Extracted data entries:
* START *

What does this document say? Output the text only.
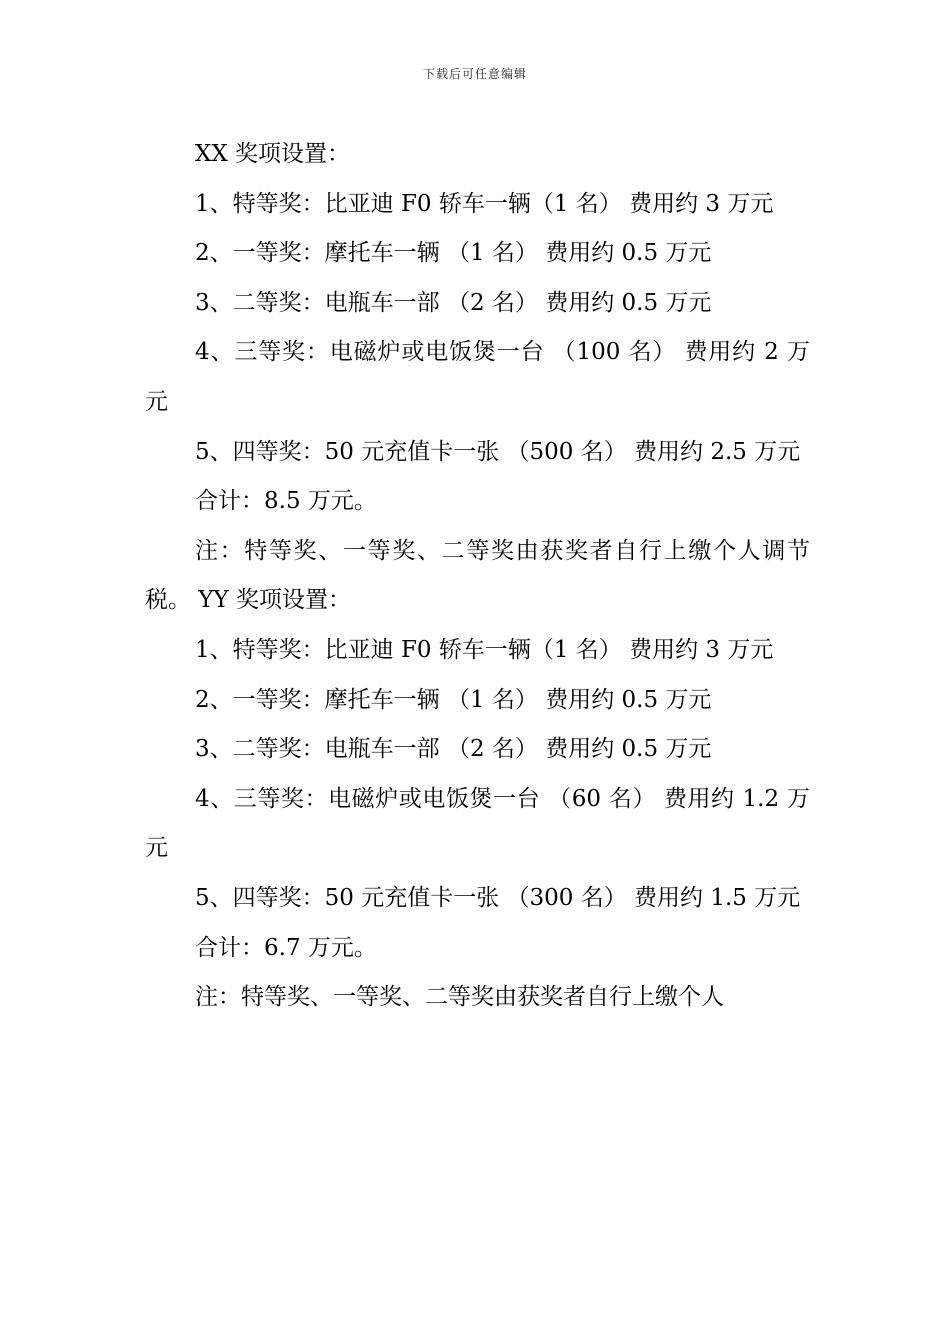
下载后可任意编辑

XX 奖项设置：

1、特等奖：比亚迪 F0 轿车一辆（1 名） 费用约 3 万元

2、一等奖：摩托车一辆 （1 名） 费用约 0.5 万元

3、二等奖：电瓶车一部 （2 名） 费用约 0.5 万元

4、三等奖：电磁炉或电饭煲一台 （100 名） 费用约 2 万元

5、四等奖：50 元充值卡一张 （500 名） 费用约 2.5 万元

合计：8.5 万元。

注：特等奖、一等奖、二等奖由获奖者自行上缴个人调节税。 YY 奖项设置：

1、特等奖：比亚迪 F0 轿车一辆（1 名） 费用约 3 万元

2、一等奖：摩托车一辆 （1 名） 费用约 0.5 万元

3、二等奖：电瓶车一部 （2 名） 费用约 0.5 万元

4、三等奖：电磁炉或电饭煲一台 （60 名） 费用约 1.2 万元

5、四等奖：50 元充值卡一张 （300 名） 费用约 1.5 万元

合计：6.7 万元。

注：特等奖、一等奖、二等奖由获奖者自行上缴个人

* END *

What is required. Copy every entry exactly as written. Pictures are excluded.

Complete answer.
What does this document say? Output the text only.
下载后可任意编辑

XX 奖项设置：

1、特等奖：比亚迪 F0 轿车一辆（1 名） 费用约 3 万元

2、一等奖：摩托车一辆 （1 名） 费用约 0.5 万元

3、二等奖：电瓶车一部 （2 名） 费用约 0.5 万元

4、三等奖：电磁炉或电饭煲一台 （100 名） 费用约 2 万元

5、四等奖：50 元充值卡一张 （500 名） 费用约 2.5 万元

合计：8.5 万元。

注：特等奖、一等奖、二等奖由获奖者自行上缴个人调节税。 YY 奖项设置：

1、特等奖：比亚迪 F0 轿车一辆（1 名） 费用约 3 万元

2、一等奖：摩托车一辆 （1 名） 费用约 0.5 万元

3、二等奖：电瓶车一部 （2 名） 费用约 0.5 万元

4、三等奖：电磁炉或电饭煲一台 （60 名） 费用约 1.2 万元

5、四等奖：50 元充值卡一张 （300 名） 费用约 1.5 万元

合计：6.7 万元。

注：特等奖、一等奖、二等奖由获奖者自行上缴个人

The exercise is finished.